** Begin Provided data **
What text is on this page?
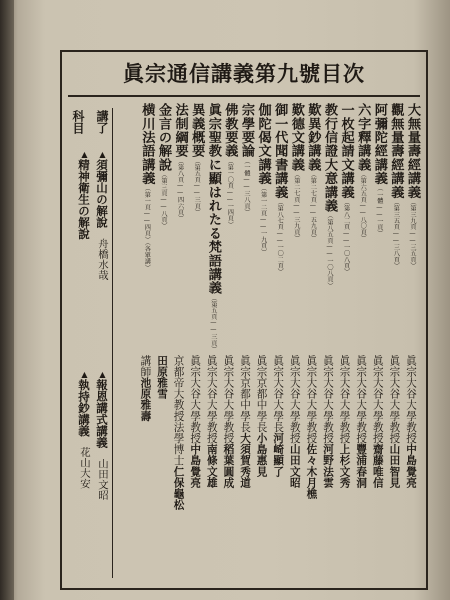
眞宗通信講義第九號目次
大無量壽經講義（第三九頁——三五頁）
眞宗大谷大學教授中島覺亮
觀無量壽經講義（第三五頁——三八頁）
眞宗大谷大學教授山田智見
阿彌陀經講義（一體——一頁）
眞宗大谷大學教授齋藤唯信
六字釋講義（第六五頁——八〇頁）
眞宗大谷大學教授豐浦春洞
一枚起請文講義（第八二頁——一〇八頁）
眞宗大谷大學教授上杉文秀
教行信證大意講義（第八五頁——一〇八頁）
眞宗大谷大學教授河野法雲
歎異鈔講義（第二七頁——五九頁）
眞宗大谷大學教授佐々木月樵
歎德文講義（第二七頁——三九頁）
眞宗大谷大學教授山田文昭
御一代聞書講義（第八七頁——一〇二頁）
眞宗大谷大學長河崎顯了
伽陀偈文講義（第一二頁——一九頁）
眞宗京都中學長小島惠見
宗學要論（一體——三八頁）
眞宗京都中學長大須賀秀道
佛教要義（第一〇頁——一四頁）
眞宗大谷大學教授稻葉圓成
眞宗聖教に顯はれたる梵語講義（第五頁——三頁）
眞宗大谷大學教授南條文雄
異義概要（第五頁——三頁）
眞宗大谷大學教授中島覺亮
法制綱要（第八頁——四六頁）
京都帝大教授法學博士仁保龜松
金言の解說（第三頁——八頁）
田原雅雪
横川法語講義（第一頁——四頁）（各單講）
講師池原雅壽
講了
科目
▲須彌山の解說　舟橋水哉
▲精神衛生の解說
▲報恩講式講義　山田文昭
▲執持鈔講義　花山大安
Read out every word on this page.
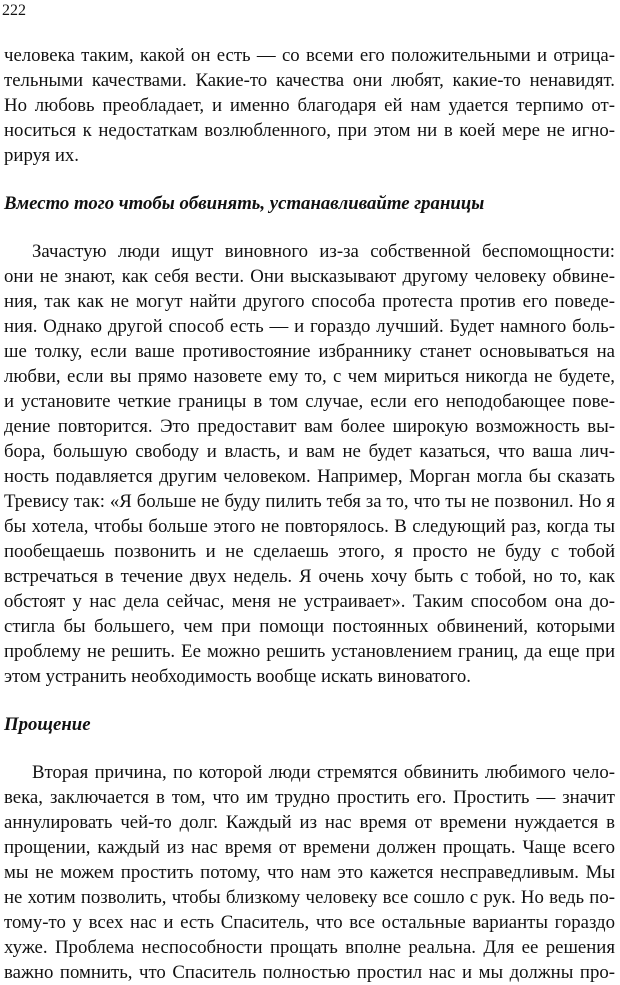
222
человека таким, какой он есть — со всеми его положительными и отрица-
тельными качествами. Какие-то качества они любят, какие-то ненавидят.
Но любовь преобладает, и именно благодаря ей нам удается терпимо от-
носиться к недостаткам возлюбленного, при этом ни в коей мере не игно-
рируя их.
Вместо того чтобы обвинять, устанавливайте границы
Зачастую люди ищут виновного из-за собственной беспомощности:
они не знают, как себя вести. Они высказывают другому человеку обвине-
ния, так как не могут найти другого способа протеста против его поведе-
ния. Однако другой способ есть — и гораздо лучший. Будет намного боль-
ше толку, если ваше противостояние избраннику станет основываться на
любви, если вы прямо назовете ему то, с чем мириться никогда не будете,
и установите четкие границы в том случае, если его неподобающее пове-
дение повторится. Это предоставит вам более широкую возможность вы-
бора, большую свободу и власть, и вам не будет казаться, что ваша лич-
ность подавляется другим человеком. Например, Морган могла бы сказать
Тревису так: «Я больше не буду пилить тебя за то, что ты не позвонил. Но я
бы хотела, чтобы больше этого не повторялось. В следующий раз, когда ты
пообещаешь позвонить и не сделаешь этого, я просто не буду с тобой
встречаться в течение двух недель. Я очень хочу быть с тобой, но то, как
обстоят у нас дела сейчас, меня не устраивает». Таким способом она до-
стигла бы большего, чем при помощи постоянных обвинений, которыми
проблему не решить. Ее можно решить установлением границ, да еще при
этом устранить необходимость вообще искать виноватого.
Прощение
Вторая причина, по которой люди стремятся обвинить любимого чело-
века, заключается в том, что им трудно простить его. Простить — значит
аннулировать чей-то долг. Каждый из нас время от времени нуждается в
прощении, каждый из нас время от времени должен прощать. Чаще всего
мы не можем простить потому, что нам это кажется несправедливым. Мы
не хотим позволить, чтобы близкому человеку все сошло с рук. Но ведь по-
тому-то у всех нас и есть Спаситель, что все остальные варианты гораздо
хуже. Проблема неспособности прощать вполне реальна. Для ее решения
важно помнить, что Спаситель полностью простил нас и мы должны про-
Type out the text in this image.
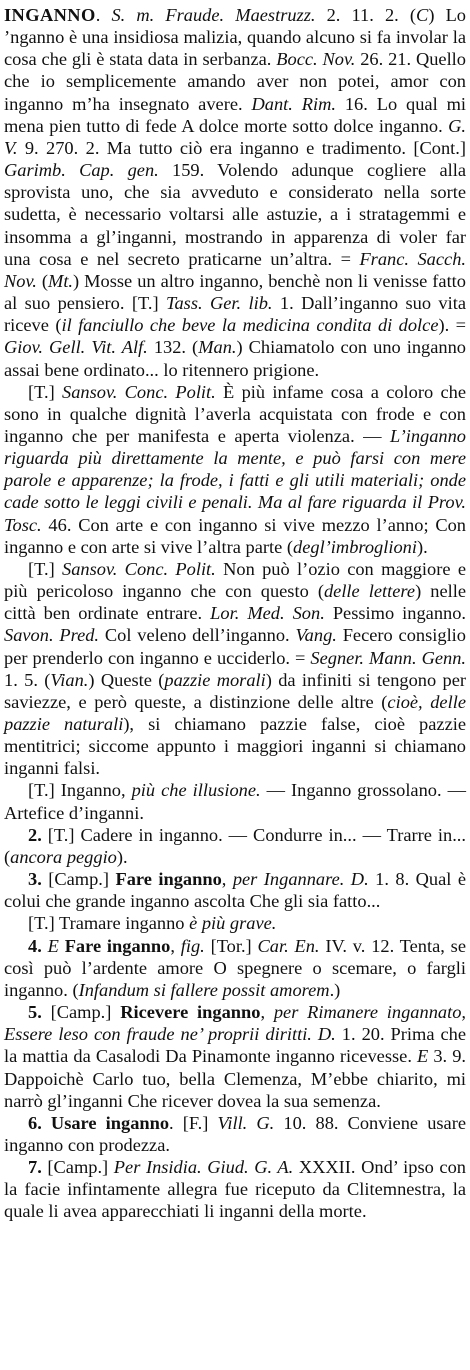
INGANNO. S. m. Fraude. Maestruzz. 2. 11. 2. (C) Lo ’nganno è una insidiosa malizia, quando alcuno si fa involar la cosa che gli è stata data in serbanza. Bocc. Nov. 26. 21. Quello che io semplicemente amando aver non potei, amor con inganno m’ha insegnato avere. Dant. Rim. 16. Lo qual mi mena pien tutto di fede A dolce morte sotto dolce inganno. G. V. 9. 270. 2. Ma tutto ciò era inganno e tradimento. [Cont.] Garimb. Cap. gen. 159. Volendo adunque cogliere alla sprovista uno, che sia avveduto e considerato nella sorte sudetta, è necessario voltarsi alle astuzie, a i stratagemmi e insomma a gl’inganni, mostrando in apparenza di voler far una cosa e nel secreto praticarne un’altra. = Franc. Sacch. Nov. (Mt.) Mosse un altro inganno, benchè non li venisse fatto al suo pensiero. [T.] Tass. Ger. lib. 1. Dall’inganno suo vita riceve (il fanciullo che beve la medicina condita di dolce). = Giov. Gell. Vit. Alf. 132. (Man.) Chiamatolo con uno inganno assai bene ordinato... lo ritennero prigione.

[T.] Sansov. Conc. Polit. È più infame cosa a coloro che sono in qualche dignità l’averla acquistata con frode e con inganno che per manifesta e aperta violenza. — L’inganno riguarda più direttamente la mente, e può farsi con mere parole e apparenze; la frode, i fatti e gli utili materiali; onde cade sotto le leggi civili e penali. Ma al fare riguarda il Prov. Tosc. 46. Con arte e con inganno si vive mezzo l’anno; Con inganno e con arte si vive l’altra parte (degl’imbroglioni).

[T.] Sansov. Conc. Polit. Non può l’ozio con maggiore e più pericoloso inganno che con questo (delle lettere) nelle città ben ordinate entrare. Lor. Med. Son. Pessimo inganno. Savon. Pred. Col veleno dell’inganno. Vang. Fecero consiglio per prenderlo con inganno e ucciderlo. = Segner. Mann. Genn. 1. 5. (Vian.) Queste (pazzie morali) da infiniti si tengono per saviezze, e però queste, a distinzione delle altre (cioè, delle pazzie naturali), si chiamano pazzie false, cioè pazzie mentitrici; siccome appunto i maggiori inganni si chiamano inganni falsi.

[T.] Inganno, più che illusione. — Inganno grossolano. — Artefice d’inganni.

2. [T.] Cadere in inganno. — Condurre in... — Trarre in... (ancora peggio).

3. [Camp.] Fare inganno, per Ingannare. D. 1. 8. Qual è colui che grande inganno ascolta Che gli sia fatto...

[T.] Tramare inganno è più grave.

4. E Fare inganno, fig. [Tor.] Car. En. IV. v. 12. Tenta, se così può l’ardente amore O spegnere o scemare, o fargli inganno. (Infandum si fallere possit amorem.)

5. [Camp.] Ricevere inganno, per Rimanere ingannato, Essere leso con fraude ne’ proprii diritti. D. 1. 20. Prima che la mattia da Casalodi Da Pinamonte inganno ricevesse. E 3. 9. Dappoichè Carlo tuo, bella Clemenza, M’ebbe chiarito, mi narrò gl’inganni Che ricever dovea la sua semenza.

6. Usare inganno. [F.] Vill. G. 10. 88. Conviene usare inganno con prodezza.

7. [Camp.] Per Insidia. Giud. G. A. XXXII. Ond’ ipso con la facie infintamente allegra fue riceputo da Clitemnestra, la quale li avea apparecchiati li inganni della morte.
** End Provided data **
• Work to be completed
Give an exact copy of the material, leaving out every picture.

• Right answer
What text is on this page?
眞宗通信講義第九號目次
大無量壽經講義（第三九頁——三五頁）
眞宗大谷大學教授中島覺亮
觀無量壽經講義（第三五頁——三八頁）
眞宗大谷大學教授山田智見
阿彌陀經講義（一體——一頁）
眞宗大谷大學教授齋藤唯信
六字釋講義（第六五頁——八〇頁）
眞宗大谷大學教授豐浦春洞
一枚起請文講義（第八二頁——一〇八頁）
眞宗大谷大學教授上杉文秀
教行信證大意講義（第八五頁——一〇八頁）
眞宗大谷大學教授河野法雲
歎異鈔講義（第二七頁——五九頁）
眞宗大谷大學教授佐々木月樵
歎德文講義（第二七頁——三九頁）
眞宗大谷大學教授山田文昭
御一代聞書講義（第八七頁——一〇二頁）
眞宗大谷大學長河崎顯了
伽陀偈文講義（第一二頁——一九頁）
眞宗京都中學長小島惠見
宗學要論（一體——三八頁）
眞宗京都中學長大須賀秀道
佛教要義（第一〇頁——一四頁）
眞宗大谷大學教授稻葉圓成
眞宗聖教に顯はれたる梵語講義（第五頁——三頁）
眞宗大谷大學教授南條文雄
異義概要（第五頁——三頁）
眞宗大谷大學教授中島覺亮
法制綱要（第八頁——四六頁）
京都帝大教授法學博士仁保龜松
金言の解說（第三頁——八頁）
田原雅雪
横川法語講義（第一頁——四頁）（各單講）
講師池原雅壽
講了
科目
▲須彌山の解說　舟橋水哉
▲精神衛生の解說
▲報恩講式講義　山田文昭
▲執持鈔講義　花山大安
Read out every word on this page.
222
человека таким, какой он есть — со всеми его положительными и отрица-
тельными качествами. Какие-то качества они любят, какие-то ненавидят.
Но любовь преобладает, и именно благодаря ей нам удается терпимо от-
носиться к недостаткам возлюбленного, при этом ни в коей мере не игно-
рируя их.
Вместо того чтобы обвинять, устанавливайте границы
Зачастую люди ищут виновного из-за собственной беспомощности:
они не знают, как себя вести. Они высказывают другому человеку обвине-
ния, так как не могут найти другого способа протеста против его поведе-
ния. Однако другой способ есть — и гораздо лучший. Будет намного боль-
ше толку, если ваше противостояние избраннику станет основываться на
любви, если вы прямо назовете ему то, с чем мириться никогда не будете,
и установите четкие границы в том случае, если его неподобающее пове-
дение повторится. Это предоставит вам более широкую возможность вы-
бора, большую свободу и власть, и вам не будет казаться, что ваша лич-
ность подавляется другим человеком. Например, Морган могла бы сказать
Тревису так: «Я больше не буду пилить тебя за то, что ты не позвонил. Но я
бы хотела, чтобы больше этого не повторялось. В следующий раз, когда ты
пообещаешь позвонить и не сделаешь этого, я просто не буду с тобой
встречаться в течение двух недель. Я очень хочу быть с тобой, но то, как
обстоят у нас дела сейчас, меня не устраивает». Таким способом она до-
стигла бы большего, чем при помощи постоянных обвинений, которыми
проблему не решить. Ее можно решить установлением границ, да еще при
этом устранить необходимость вообще искать виноватого.
Прощение
Вторая причина, по которой люди стремятся обвинить любимого чело-
века, заключается в том, что им трудно простить его. Простить — значит
аннулировать чей-то долг. Каждый из нас время от времени нуждается в
прощении, каждый из нас время от времени должен прощать. Чаще всего
мы не можем простить потому, что нам это кажется несправедливым. Мы
не хотим позволить, чтобы близкому человеку все сошло с рук. Но ведь по-
тому-то у всех нас и есть Спаситель, что все остальные варианты гораздо
хуже. Проблема неспособности прощать вполне реальна. Для ее решения
важно помнить, что Спаситель полностью простил нас и мы должны про-
Type out the text in this image.
INGANNO. S. m. Fraude. Maestruzz. 2. 11. 2. (C) Lo ’nganno è una insidiosa malizia, quando alcuno si fa involar la cosa che gli è stata data in serbanza. Bocc. Nov. 26. 21. Quello che io semplicemente amando aver non potei, amor con inganno m’ha insegnato avere. Dant. Rim. 16. Lo qual mi mena pien tutto di fede A dolce morte sotto dolce inganno. G. V. 9. 270. 2. Ma tutto ciò era inganno e tradimento. [Cont.] Garimb. Cap. gen. 159. Volendo adunque cogliere alla sprovista uno, che sia avveduto e considerato nella sorte sudetta, è necessario voltarsi alle astuzie, a i stratagemmi e insomma a gl’inganni, mostrando in apparenza di voler far una cosa e nel secreto praticarne un’altra. = Franc. Sacch. Nov. (Mt.) Mosse un altro inganno, benchè non li venisse fatto al suo pensiero. [T.] Tass. Ger. lib. 1. Dall’inganno suo vita riceve (il fanciullo che beve la medicina condita di dolce). = Giov. Gell. Vit. Alf. 132. (Man.) Chiamatolo con uno inganno assai bene ordinato... lo ritennero prigione.

[T.] Sansov. Conc. Polit. È più infame cosa a coloro che sono in qualche dignità l’averla acquistata con frode e con inganno che per manifesta e aperta violenza. — L’inganno riguarda più direttamente la mente, e può farsi con mere parole e apparenze; la frode, i fatti e gli utili materiali; onde cade sotto le leggi civili e penali. Ma al fare riguarda il Prov. Tosc. 46. Con arte e con inganno si vive mezzo l’anno; Con inganno e con arte si vive l’altra parte (degl’imbroglioni).

[T.] Sansov. Conc. Polit. Non può l’ozio con maggiore e più pericoloso inganno che con questo (delle lettere) nelle città ben ordinate entrare. Lor. Med. Son. Pessimo inganno. Savon. Pred. Col veleno dell’inganno. Vang. Fecero consiglio per prenderlo con inganno e ucciderlo. = Segner. Mann. Genn. 1. 5. (Vian.) Queste (pazzie morali) da infiniti si tengono per saviezze, e però queste, a distinzione delle altre (cioè, delle pazzie naturali), si chiamano pazzie false, cioè pazzie mentitrici; siccome appunto i maggiori inganni si chiamano inganni falsi.

[T.] Inganno, più che illusione. — Inganno grossolano. — Artefice d’inganni.

2. [T.] Cadere in inganno. — Condurre in... — Trarre in... (ancora peggio).

3. [Camp.] Fare inganno, per Ingannare. D. 1. 8. Qual è colui che grande inganno ascolta Che gli sia fatto...

[T.] Tramare inganno è più grave.

4. E Fare inganno, fig. [Tor.] Car. En. IV. v. 12. Tenta, se così può l’ardente amore O spegnere o scemare, o fargli inganno. (Infandum si fallere possit amorem.)

5. [Camp.] Ricevere inganno, per Rimanere ingannato, Essere leso con fraude ne’ proprii diritti. D. 1. 20. Prima che la mattia da Casalodi Da Pinamonte inganno ricevesse. E 3. 9. Dappoichè Carlo tuo, bella Clemenza, M’ebbe chiarito, mi narrò gl’inganni Che ricever dovea la sua semenza.

6. Usare inganno. [F.] Vill. G. 10. 88. Conviene usare inganno con prodezza.

7. [Camp.] Per Insidia. Giud. G. A. XXXII. Ond’ ipso con la facie infintamente allegra fue riceputo da Clitemnestra, la quale li avea apparecchiati li inganni della morte.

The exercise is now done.